(Data records)
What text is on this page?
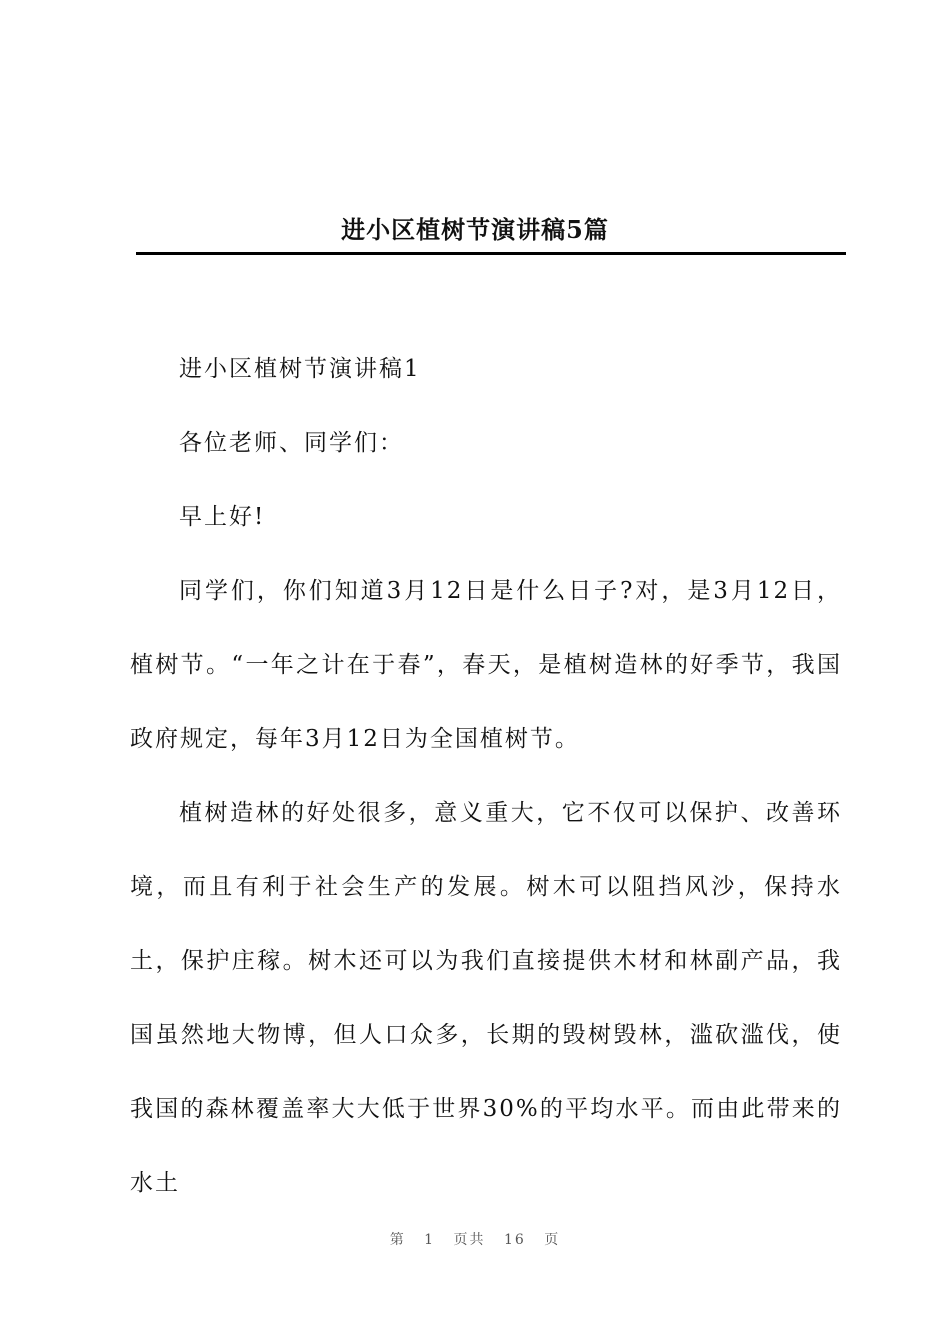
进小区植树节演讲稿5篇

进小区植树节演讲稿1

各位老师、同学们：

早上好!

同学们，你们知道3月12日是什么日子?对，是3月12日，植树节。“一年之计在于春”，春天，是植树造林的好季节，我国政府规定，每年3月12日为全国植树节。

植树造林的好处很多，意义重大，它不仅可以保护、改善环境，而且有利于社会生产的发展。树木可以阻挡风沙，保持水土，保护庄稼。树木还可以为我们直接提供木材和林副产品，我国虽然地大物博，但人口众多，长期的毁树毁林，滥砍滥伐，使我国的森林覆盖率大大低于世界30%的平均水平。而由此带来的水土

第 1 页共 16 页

[Goal]
Repeat each entry precisely as it appears. Leave the pictures out.

[Exercise result]
What text is on this page?
进小区植树节演讲稿5篇

进小区植树节演讲稿1

各位老师、同学们：

早上好!

同学们，你们知道3月12日是什么日子?对，是3月12日，植树节。“一年之计在于春”，春天，是植树造林的好季节，我国政府规定，每年3月12日为全国植树节。

植树造林的好处很多，意义重大，它不仅可以保护、改善环境，而且有利于社会生产的发展。树木可以阻挡风沙，保持水土，保护庄稼。树木还可以为我们直接提供木材和林副产品，我国虽然地大物博，但人口众多，长期的毁树毁林，滥砍滥伐，使我国的森林覆盖率大大低于世界30%的平均水平。而由此带来的水土

第 1 页共 16 页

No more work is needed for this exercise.